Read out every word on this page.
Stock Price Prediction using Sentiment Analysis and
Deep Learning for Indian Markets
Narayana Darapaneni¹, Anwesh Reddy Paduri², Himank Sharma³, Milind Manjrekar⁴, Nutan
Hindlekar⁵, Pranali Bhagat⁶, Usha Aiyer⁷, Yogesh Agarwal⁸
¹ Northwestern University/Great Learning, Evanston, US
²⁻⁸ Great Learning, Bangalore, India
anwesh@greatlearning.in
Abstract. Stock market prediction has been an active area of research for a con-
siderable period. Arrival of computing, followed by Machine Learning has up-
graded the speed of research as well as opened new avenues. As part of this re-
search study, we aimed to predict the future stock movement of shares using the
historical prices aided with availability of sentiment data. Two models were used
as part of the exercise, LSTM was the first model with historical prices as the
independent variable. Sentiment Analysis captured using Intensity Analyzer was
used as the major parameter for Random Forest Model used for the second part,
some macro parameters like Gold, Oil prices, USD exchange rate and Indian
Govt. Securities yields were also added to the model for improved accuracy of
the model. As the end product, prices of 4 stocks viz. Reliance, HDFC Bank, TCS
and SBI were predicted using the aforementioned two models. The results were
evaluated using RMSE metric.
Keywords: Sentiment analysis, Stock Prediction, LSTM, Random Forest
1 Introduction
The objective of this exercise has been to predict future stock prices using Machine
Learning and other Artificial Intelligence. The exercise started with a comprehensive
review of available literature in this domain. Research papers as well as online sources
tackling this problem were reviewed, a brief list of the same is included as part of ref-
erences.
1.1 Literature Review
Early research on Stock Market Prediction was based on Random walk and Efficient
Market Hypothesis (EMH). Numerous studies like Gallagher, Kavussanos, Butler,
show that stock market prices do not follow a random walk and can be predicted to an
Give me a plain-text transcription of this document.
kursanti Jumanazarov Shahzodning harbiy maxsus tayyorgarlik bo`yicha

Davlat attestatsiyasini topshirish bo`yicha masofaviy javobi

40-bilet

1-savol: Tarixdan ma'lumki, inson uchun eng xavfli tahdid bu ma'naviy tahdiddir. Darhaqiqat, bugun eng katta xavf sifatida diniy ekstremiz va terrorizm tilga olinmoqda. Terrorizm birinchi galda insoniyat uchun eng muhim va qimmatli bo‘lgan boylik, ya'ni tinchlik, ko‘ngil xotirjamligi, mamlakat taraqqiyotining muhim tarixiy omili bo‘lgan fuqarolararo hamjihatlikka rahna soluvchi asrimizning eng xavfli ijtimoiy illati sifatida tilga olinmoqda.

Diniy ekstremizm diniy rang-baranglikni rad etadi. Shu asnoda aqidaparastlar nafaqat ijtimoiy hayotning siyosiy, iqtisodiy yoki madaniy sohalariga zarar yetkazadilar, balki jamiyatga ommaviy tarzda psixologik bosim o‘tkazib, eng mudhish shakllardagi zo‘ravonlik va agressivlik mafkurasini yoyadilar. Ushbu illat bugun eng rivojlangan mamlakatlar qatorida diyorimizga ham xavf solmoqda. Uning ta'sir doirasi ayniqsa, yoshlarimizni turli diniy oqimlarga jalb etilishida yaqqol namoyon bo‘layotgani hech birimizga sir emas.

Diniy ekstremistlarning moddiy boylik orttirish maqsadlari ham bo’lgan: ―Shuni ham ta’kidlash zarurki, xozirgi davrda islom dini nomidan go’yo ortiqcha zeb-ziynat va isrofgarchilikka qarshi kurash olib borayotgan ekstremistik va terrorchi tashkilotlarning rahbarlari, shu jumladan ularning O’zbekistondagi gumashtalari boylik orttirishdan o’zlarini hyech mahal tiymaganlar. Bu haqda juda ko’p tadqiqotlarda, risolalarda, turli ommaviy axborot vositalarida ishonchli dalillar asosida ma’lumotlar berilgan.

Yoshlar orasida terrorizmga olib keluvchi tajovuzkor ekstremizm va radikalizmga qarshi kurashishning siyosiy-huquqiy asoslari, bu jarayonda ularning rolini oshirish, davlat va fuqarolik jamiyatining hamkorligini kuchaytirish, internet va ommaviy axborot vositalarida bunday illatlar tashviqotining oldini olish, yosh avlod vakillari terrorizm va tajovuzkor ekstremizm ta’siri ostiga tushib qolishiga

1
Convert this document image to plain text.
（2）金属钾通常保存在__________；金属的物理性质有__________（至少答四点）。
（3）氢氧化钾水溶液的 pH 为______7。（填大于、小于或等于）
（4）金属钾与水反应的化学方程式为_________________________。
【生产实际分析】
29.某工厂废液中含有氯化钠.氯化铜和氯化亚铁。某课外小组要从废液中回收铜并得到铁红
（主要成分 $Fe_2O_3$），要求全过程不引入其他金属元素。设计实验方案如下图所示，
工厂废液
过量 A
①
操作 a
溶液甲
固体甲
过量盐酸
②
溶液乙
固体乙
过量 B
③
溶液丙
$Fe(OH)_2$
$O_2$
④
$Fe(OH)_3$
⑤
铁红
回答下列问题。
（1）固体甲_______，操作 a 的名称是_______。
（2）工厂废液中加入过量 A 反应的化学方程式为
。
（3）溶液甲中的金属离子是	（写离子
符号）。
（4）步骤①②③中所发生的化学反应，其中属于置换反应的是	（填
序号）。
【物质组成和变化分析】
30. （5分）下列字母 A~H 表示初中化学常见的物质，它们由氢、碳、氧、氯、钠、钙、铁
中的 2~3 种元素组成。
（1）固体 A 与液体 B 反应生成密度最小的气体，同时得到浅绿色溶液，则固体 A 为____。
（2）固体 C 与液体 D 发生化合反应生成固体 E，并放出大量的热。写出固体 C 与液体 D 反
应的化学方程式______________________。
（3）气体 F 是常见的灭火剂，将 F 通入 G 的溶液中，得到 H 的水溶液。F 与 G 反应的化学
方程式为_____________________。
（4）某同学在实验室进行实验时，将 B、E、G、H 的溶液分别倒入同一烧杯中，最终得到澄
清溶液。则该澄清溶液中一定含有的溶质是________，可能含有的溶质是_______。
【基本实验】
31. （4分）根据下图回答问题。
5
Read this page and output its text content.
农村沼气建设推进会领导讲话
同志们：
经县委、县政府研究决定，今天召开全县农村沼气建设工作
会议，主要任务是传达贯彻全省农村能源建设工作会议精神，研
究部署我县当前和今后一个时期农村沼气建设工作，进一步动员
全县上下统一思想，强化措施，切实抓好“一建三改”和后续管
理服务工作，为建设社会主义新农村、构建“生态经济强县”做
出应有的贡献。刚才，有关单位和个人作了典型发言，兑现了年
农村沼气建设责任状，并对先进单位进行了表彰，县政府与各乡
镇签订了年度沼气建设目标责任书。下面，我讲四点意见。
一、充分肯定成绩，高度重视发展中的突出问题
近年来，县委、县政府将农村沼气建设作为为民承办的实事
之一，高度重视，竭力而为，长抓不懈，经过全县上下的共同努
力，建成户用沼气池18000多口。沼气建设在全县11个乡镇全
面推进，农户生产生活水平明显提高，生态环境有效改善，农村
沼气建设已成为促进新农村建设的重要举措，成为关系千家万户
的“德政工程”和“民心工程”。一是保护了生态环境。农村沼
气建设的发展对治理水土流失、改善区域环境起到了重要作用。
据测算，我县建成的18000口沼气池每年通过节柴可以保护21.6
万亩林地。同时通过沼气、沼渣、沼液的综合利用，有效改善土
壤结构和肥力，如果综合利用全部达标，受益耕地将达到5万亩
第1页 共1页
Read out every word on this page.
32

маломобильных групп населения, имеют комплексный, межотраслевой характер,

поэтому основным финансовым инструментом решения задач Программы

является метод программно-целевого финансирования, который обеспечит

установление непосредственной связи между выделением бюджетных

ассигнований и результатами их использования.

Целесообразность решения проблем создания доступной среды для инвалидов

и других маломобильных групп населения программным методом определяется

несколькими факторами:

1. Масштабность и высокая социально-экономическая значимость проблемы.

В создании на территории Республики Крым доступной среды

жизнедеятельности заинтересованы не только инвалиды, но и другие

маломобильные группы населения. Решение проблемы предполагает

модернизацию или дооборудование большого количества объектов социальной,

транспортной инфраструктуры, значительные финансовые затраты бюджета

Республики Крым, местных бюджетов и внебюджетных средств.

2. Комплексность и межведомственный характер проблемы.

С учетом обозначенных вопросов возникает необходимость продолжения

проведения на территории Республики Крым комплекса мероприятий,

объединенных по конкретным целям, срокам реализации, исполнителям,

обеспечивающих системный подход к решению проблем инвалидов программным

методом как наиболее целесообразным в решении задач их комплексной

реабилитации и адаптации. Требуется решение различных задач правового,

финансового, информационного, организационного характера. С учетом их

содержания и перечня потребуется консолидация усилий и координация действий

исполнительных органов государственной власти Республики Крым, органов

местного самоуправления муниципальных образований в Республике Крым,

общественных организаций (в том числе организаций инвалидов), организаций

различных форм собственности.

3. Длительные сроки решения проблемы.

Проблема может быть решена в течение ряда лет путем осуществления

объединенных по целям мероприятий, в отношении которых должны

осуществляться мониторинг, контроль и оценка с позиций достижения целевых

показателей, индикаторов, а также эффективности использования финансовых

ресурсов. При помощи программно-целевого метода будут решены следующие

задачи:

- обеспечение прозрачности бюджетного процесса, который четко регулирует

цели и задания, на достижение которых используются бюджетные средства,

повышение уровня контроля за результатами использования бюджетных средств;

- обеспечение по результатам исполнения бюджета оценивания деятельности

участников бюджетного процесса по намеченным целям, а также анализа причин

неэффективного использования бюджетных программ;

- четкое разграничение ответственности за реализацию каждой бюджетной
☆ ☆ ☆ ☆ ☆
## STATED PROBLEM
Pull every line containing "models" from the material above.

## RESULT
historical prices aided with availability of sentiment data. Two models were used
and SBI were predicted using the aforementioned two models. The results were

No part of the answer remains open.